WHAT YOU HAVE TO DO
Set down every line of the records below word for word, leaving out the pictures.

───

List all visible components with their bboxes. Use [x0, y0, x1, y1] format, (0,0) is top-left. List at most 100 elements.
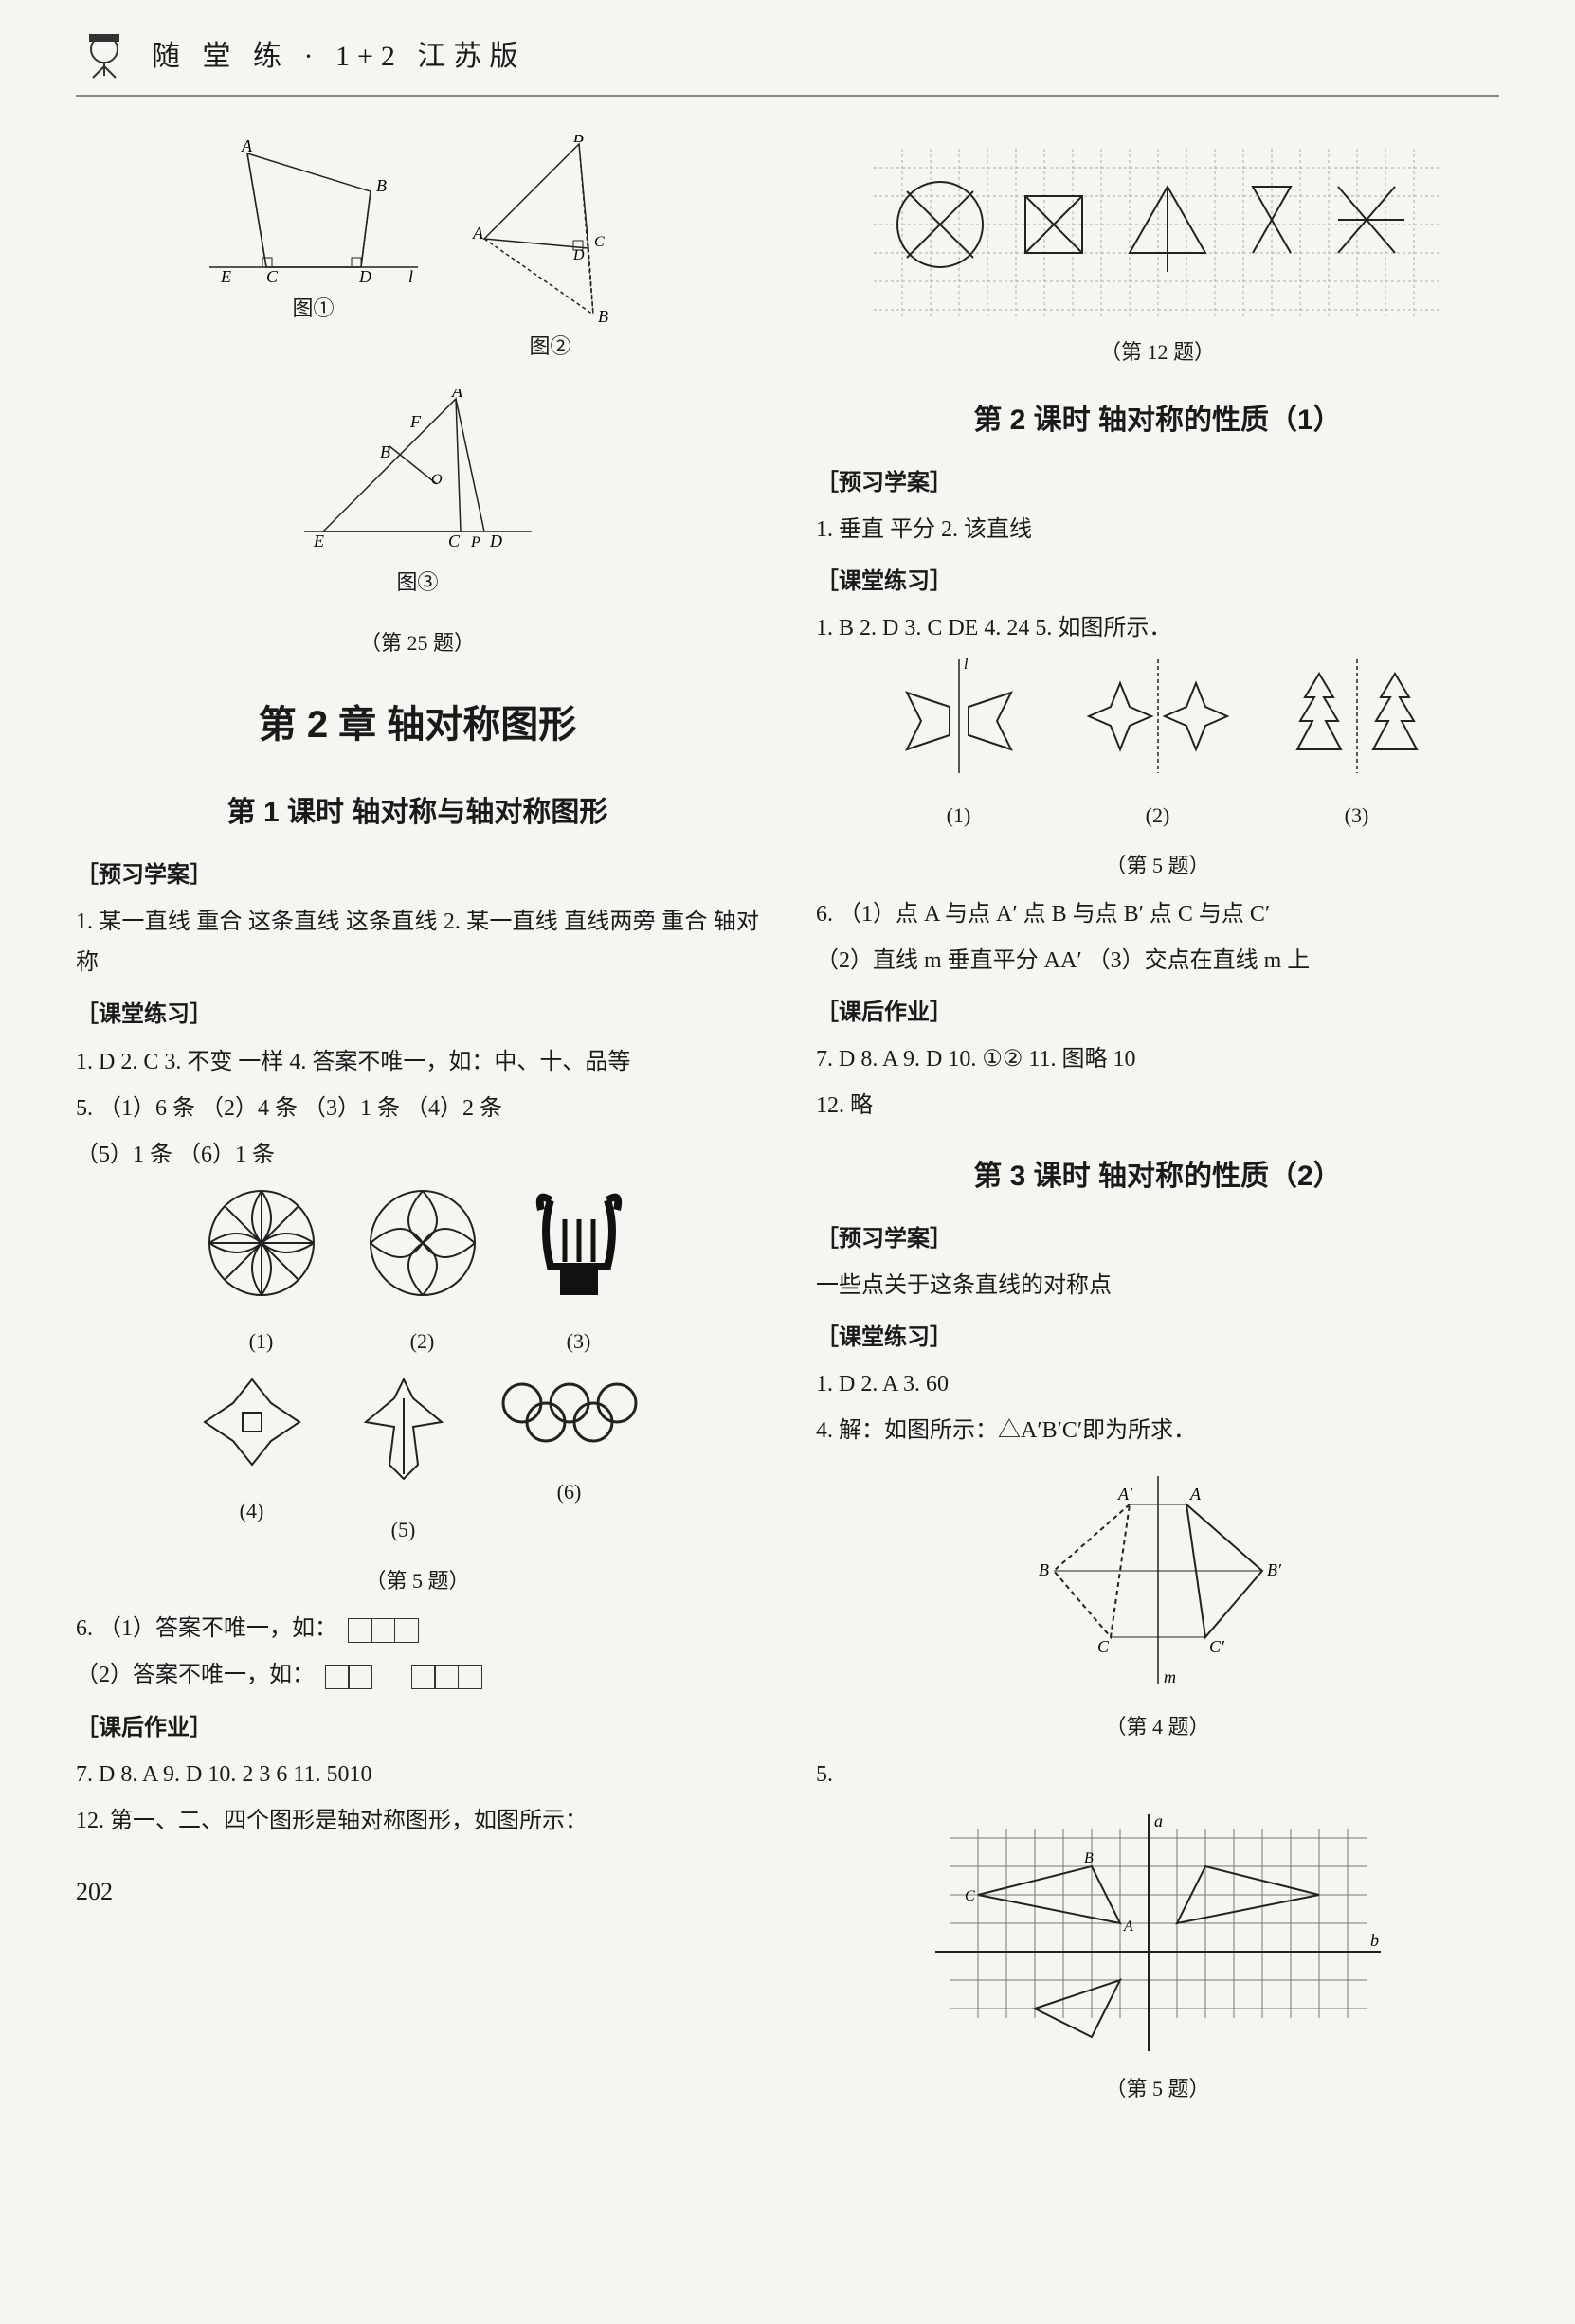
r-class-line-1: 1. B 2. D 3. C DE 4. 24 5. 如图所示． [816, 608, 1499, 649]
figure-5-2: (2) [361, 1181, 484, 1370]
r-figure-5-1: l (1) [878, 655, 1040, 843]
r-figure-5-caption: （第 5 题） [816, 847, 1499, 885]
figure-5-5-label: (5) [352, 1511, 456, 1549]
r-figure-5-2-label: (2) [1077, 797, 1239, 835]
class-items-c: （5）1 条 （6）1 条 [76, 1135, 759, 1176]
figure-5-2-label: (2) [361, 1323, 484, 1360]
svg-text:A′: A′ [1117, 1485, 1133, 1504]
figure-5-5: (5) [352, 1370, 456, 1558]
svg-text:C: C [448, 531, 461, 550]
figure-5-6: (6) [494, 1370, 645, 1558]
figure-4: m A A′ B′ B C′ C [816, 1467, 1499, 1694]
svg-text:B: B [598, 307, 608, 324]
r-preview-1: 1. 垂直 平分 2. 该直线 [816, 510, 1499, 550]
figure-5-row1: (1) (2) [76, 1181, 759, 1370]
r-figure-5-3: (3) [1276, 655, 1438, 843]
svg-text:C′: C′ [1209, 1637, 1225, 1656]
page-header: 随 堂 练 · 1+2 江苏版 [76, 28, 1499, 97]
lesson-3-title: 第 3 课时 轴对称的性质（2） [816, 1151, 1499, 1202]
svg-text:D: D [489, 531, 502, 550]
l3-class-line-1: 1. D 2. A 3. 60 [816, 1364, 1499, 1405]
class-items-a: 1. D 2. C 3. 不变 一样 4. 答案不唯一，如：中、十、品等 [76, 1042, 759, 1083]
figure-5-3: (3) [522, 1181, 636, 1370]
svg-text:E: E [220, 267, 231, 286]
svg-text:a: a [1154, 1811, 1163, 1830]
svg-text:B: B [1039, 1560, 1049, 1579]
figure-5-3-label: (3) [522, 1323, 636, 1360]
figure-25-1: A B E C D l 图① [200, 135, 427, 375]
figure-5b-caption: （第 5 题） [816, 2070, 1499, 2108]
r-hw-line-2: 12. 略 [816, 1086, 1499, 1126]
svg-text:O: O [431, 472, 443, 488]
class-items-b: 5. （1）6 条 （2）4 条 （3）1 条 （4）2 条 [76, 1089, 759, 1129]
svg-text:C: C [594, 234, 605, 250]
r-hw-line-1: 7. D 8. A 9. D 10. ①② 11. 图略 10 [816, 1039, 1499, 1080]
figure-5-6-label: (6) [494, 1473, 645, 1511]
grid-boxes-icon [326, 1665, 372, 1689]
r-section-class: ［课堂练习］ [816, 562, 1499, 603]
mascot-icon [76, 28, 133, 85]
l3-section-class: ［课堂练习］ [816, 1318, 1499, 1359]
header-title: 随 堂 练 · 1+2 江苏版 [152, 31, 525, 82]
svg-text:B: B [1084, 1850, 1094, 1866]
figure-5-4-label: (4) [190, 1492, 314, 1530]
svg-text:F: F [409, 412, 422, 431]
question-6-2: （2）答案不唯一，如： [76, 1655, 759, 1696]
section-homework-label: ［课后作业］ [76, 1708, 759, 1749]
svg-text:A: A [1123, 1919, 1133, 1935]
figure-25-3-label: 图③ [295, 564, 541, 602]
r-figure-5-row: l (1) (2) [816, 655, 1499, 843]
svg-text:B′: B′ [573, 135, 588, 146]
grid-boxes-icon [412, 1665, 482, 1689]
r-figure-5-1-label: (1) [878, 797, 1040, 835]
svg-text:b: b [1370, 1931, 1379, 1950]
l3-section-preview: ［预习学案］ [816, 1219, 1499, 1260]
figure-12 [816, 149, 1499, 319]
figure-5b: a b B C A [816, 1810, 1499, 2056]
svg-text:m: m [1164, 1667, 1176, 1686]
l3-preview-1: 一些点关于这条直线的对称点 [816, 1266, 1499, 1306]
grid-boxes-icon [349, 1618, 419, 1643]
svg-text:A: A [241, 136, 253, 155]
svg-text:A: A [1189, 1485, 1202, 1504]
svg-text:C: C [266, 267, 279, 286]
figure-25-3: A F B O E C P D 图③ [76, 389, 759, 611]
figure-25-1-label: 图① [200, 290, 427, 328]
svg-text:A: A [472, 224, 484, 243]
r-section-homework: ［课后作业］ [816, 993, 1499, 1034]
svg-text:P: P [470, 534, 480, 550]
r-figure-5-2: (2) [1077, 655, 1239, 843]
figure-4-caption: （第 4 题） [816, 1708, 1499, 1746]
svg-text:l: l [408, 267, 413, 286]
svg-text:D: D [572, 247, 585, 263]
svg-text:C: C [965, 1888, 975, 1904]
figure-25-row1: A B E C D l 图① B′ A D [76, 135, 759, 375]
svg-text:C: C [1097, 1637, 1110, 1656]
svg-text:E: E [313, 531, 324, 550]
figure-5-4: (4) [190, 1370, 314, 1558]
l3-q5: 5. [816, 1755, 1499, 1795]
two-column-layout: A B E C D l 图① B′ A D [76, 135, 1499, 2117]
question-6-1-text: 6. （1）答案不唯一，如： [76, 1616, 337, 1641]
figure-5-row2: (4) (5) (6) [76, 1370, 759, 1558]
question-6-2-text: （2）答案不唯一，如： [76, 1663, 315, 1687]
figure-25-2-label: 图② [465, 328, 636, 366]
right-column: （第 12 题） 第 2 课时 轴对称的性质（1） ［预习学案］ 1. 垂直 平… [816, 135, 1499, 2117]
left-column: A B E C D l 图① B′ A D [76, 135, 759, 2117]
chapter-title: 第 2 章 轴对称图形 [76, 691, 759, 759]
figure-5-caption: （第 5 题） [76, 1562, 759, 1600]
figure-5-1: (1) [200, 1181, 323, 1370]
figure-12-caption: （第 12 题） [816, 333, 1499, 371]
r-figure-5-3-label: (3) [1276, 797, 1438, 835]
figure-5-1-label: (1) [200, 1323, 323, 1360]
svg-text:B: B [376, 176, 387, 195]
preview-text-1: 1. 某一直线 重合 这条直线 这条直线 2. 某一直线 直线两旁 重合 轴对称 [76, 902, 759, 983]
svg-text:B′: B′ [1267, 1560, 1282, 1579]
svg-text:A: A [451, 389, 463, 401]
r-section-preview: ［预习学案］ [816, 463, 1499, 504]
homework-line-1: 7. D 8. A 9. D 10. 2 3 6 11. 5010 [76, 1755, 759, 1795]
question-6-1: 6. （1）答案不唯一，如： [76, 1609, 759, 1649]
l3-q4: 4. 解：如图所示：△A′B′C′即为所求． [816, 1411, 1499, 1451]
svg-text:B: B [380, 442, 390, 461]
svg-text:D: D [358, 267, 371, 286]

───

REPLY TO THE TASK
List all visible components with their bboxes. Use [x0, y0, x1, y1] format, (0,0) is top-left. List at most 100 elements.
r-class-line-1: 1. B 2. D 3. C DE 4. 24 5. 如图所示． [816, 608, 1499, 649]
figure-5-2: (2) [361, 1181, 484, 1370]
r-figure-5-1: l (1) [878, 655, 1040, 843]
r-figure-5-caption: （第 5 题） [816, 847, 1499, 885]
figure-5-5-label: (5) [352, 1511, 456, 1549]
r-figure-5-2-label: (2) [1077, 797, 1239, 835]
class-items-c: （5）1 条 （6）1 条 [76, 1135, 759, 1176]
figure-5-2-label: (2) [361, 1323, 484, 1360]
svg-text:A′: A′ [1117, 1485, 1133, 1504]
figure-5-5: (5) [352, 1370, 456, 1558]
svg-text:C: C [448, 531, 461, 550]
figure-5-6: (6) [494, 1370, 645, 1558]
figure-4: m A A′ B′ B C′ C [816, 1467, 1499, 1694]
svg-text:B: B [598, 307, 608, 324]
r-preview-1: 1. 垂直 平分 2. 该直线 [816, 510, 1499, 550]
figure-5-row1: (1) (2) [76, 1181, 759, 1370]
r-figure-5-3: (3) [1276, 655, 1438, 843]
svg-text:C′: C′ [1209, 1637, 1225, 1656]
page-header: 随 堂 练 · 1+2 江苏版 [76, 28, 1499, 97]
lesson-3-title: 第 3 课时 轴对称的性质（2） [816, 1151, 1499, 1202]
svg-text:D: D [489, 531, 502, 550]
l3-class-line-1: 1. D 2. A 3. 60 [816, 1364, 1499, 1405]
class-items-a: 1. D 2. C 3. 不变 一样 4. 答案不唯一，如：中、十、品等 [76, 1042, 759, 1083]
figure-5-3: (3) [522, 1181, 636, 1370]
svg-text:E: E [220, 267, 231, 286]
svg-text:a: a [1154, 1811, 1163, 1830]
svg-text:B: B [1039, 1560, 1049, 1579]
figure-5-3-label: (3) [522, 1323, 636, 1360]
figure-25-1: A B E C D l 图① [200, 135, 427, 375]
figure-5b-caption: （第 5 题） [816, 2070, 1499, 2108]
r-hw-line-2: 12. 略 [816, 1086, 1499, 1126]
svg-text:O: O [431, 472, 443, 488]
class-items-b: 5. （1）6 条 （2）4 条 （3）1 条 （4）2 条 [76, 1089, 759, 1129]
svg-text:C: C [594, 234, 605, 250]
r-hw-line-1: 7. D 8. A 9. D 10. ①② 11. 图略 10 [816, 1039, 1499, 1080]
figure-5-6-label: (6) [494, 1473, 645, 1511]
grid-boxes-icon [326, 1665, 372, 1689]
r-section-class: ［课堂练习］ [816, 562, 1499, 603]
mascot-icon [76, 28, 133, 85]
l3-section-class: ［课堂练习］ [816, 1318, 1499, 1359]
header-title: 随 堂 练 · 1+2 江苏版 [152, 31, 525, 82]
svg-text:B: B [1084, 1850, 1094, 1866]
figure-5-4-label: (4) [190, 1492, 314, 1530]
svg-text:F: F [409, 412, 422, 431]
question-6-2: （2）答案不唯一，如： [76, 1655, 759, 1696]
section-homework-label: ［课后作业］ [76, 1708, 759, 1749]
svg-text:A: A [1123, 1919, 1133, 1935]
figure-25-3-label: 图③ [295, 564, 541, 602]
r-figure-5-row: l (1) (2) [816, 655, 1499, 843]
svg-text:B′: B′ [573, 135, 588, 146]
grid-boxes-icon [412, 1665, 482, 1689]
r-figure-5-1-label: (1) [878, 797, 1040, 835]
svg-text:b: b [1370, 1931, 1379, 1950]
l3-section-preview: ［预习学案］ [816, 1219, 1499, 1260]
figure-12 [816, 149, 1499, 319]
figure-5b: a b B C A [816, 1810, 1499, 2056]
svg-text:m: m [1164, 1667, 1176, 1686]
l3-preview-1: 一些点关于这条直线的对称点 [816, 1266, 1499, 1306]
grid-boxes-icon [349, 1618, 419, 1643]
svg-text:A: A [241, 136, 253, 155]
svg-text:A: A [1189, 1485, 1202, 1504]
svg-text:C: C [266, 267, 279, 286]
figure-25-3: A F B O E C P D 图③ [76, 389, 759, 611]
figure-25-1-label: 图① [200, 290, 427, 328]
svg-text:A: A [472, 224, 484, 243]
r-section-homework: ［课后作业］ [816, 993, 1499, 1034]
svg-text:P: P [470, 534, 480, 550]
r-figure-5-2: (2) [1077, 655, 1239, 843]
figure-4-caption: （第 4 题） [816, 1708, 1499, 1746]
svg-text:l: l [408, 267, 413, 286]
svg-text:D: D [572, 247, 585, 263]
svg-text:C: C [965, 1888, 975, 1904]
figure-25-row1: A B E C D l 图① B′ A D [76, 135, 759, 375]
svg-text:C: C [1097, 1637, 1110, 1656]
svg-text:E: E [313, 531, 324, 550]
figure-5-4: (4) [190, 1370, 314, 1558]
l3-q5: 5. [816, 1755, 1499, 1795]
two-column-layout: A B E C D l 图① B′ A D [76, 135, 1499, 2117]
question-6-1-text: 6. （1）答案不唯一，如： [76, 1616, 337, 1641]
figure-5-row2: (4) (5) (6) [76, 1370, 759, 1558]
question-6-2-text: （2）答案不唯一，如： [76, 1663, 315, 1687]
figure-25-2-label: 图② [465, 328, 636, 366]
right-column: （第 12 题） 第 2 课时 轴对称的性质（1） ［预习学案］ 1. 垂直 平… [816, 135, 1499, 2117]
left-column: A B E C D l 图① B′ A D [76, 135, 759, 2117]
chapter-title: 第 2 章 轴对称图形 [76, 691, 759, 759]
figure-5-caption: （第 5 题） [76, 1562, 759, 1600]
figure-5-1: (1) [200, 1181, 323, 1370]
figure-12-caption: （第 12 题） [816, 333, 1499, 371]
r-figure-5-3-label: (3) [1276, 797, 1438, 835]
figure-5-1-label: (1) [200, 1323, 323, 1360]
svg-text:B: B [376, 176, 387, 195]
preview-text-1: 1. 某一直线 重合 这条直线 这条直线 2. 某一直线 直线两旁 重合 轴对称 [76, 902, 759, 983]
svg-text:B′: B′ [1267, 1560, 1282, 1579]
svg-text:A: A [451, 389, 463, 401]
r-section-preview: ［预习学案］ [816, 463, 1499, 504]
homework-line-1: 7. D 8. A 9. D 10. 2 3 6 11. 5010 [76, 1755, 759, 1795]
question-6-1: 6. （1）答案不唯一，如： [76, 1609, 759, 1649]
l3-q4: 4. 解：如图所示：△A′B′C′即为所求． [816, 1411, 1499, 1451]
svg-text:B: B [380, 442, 390, 461]
svg-text:D: D [358, 267, 371, 286]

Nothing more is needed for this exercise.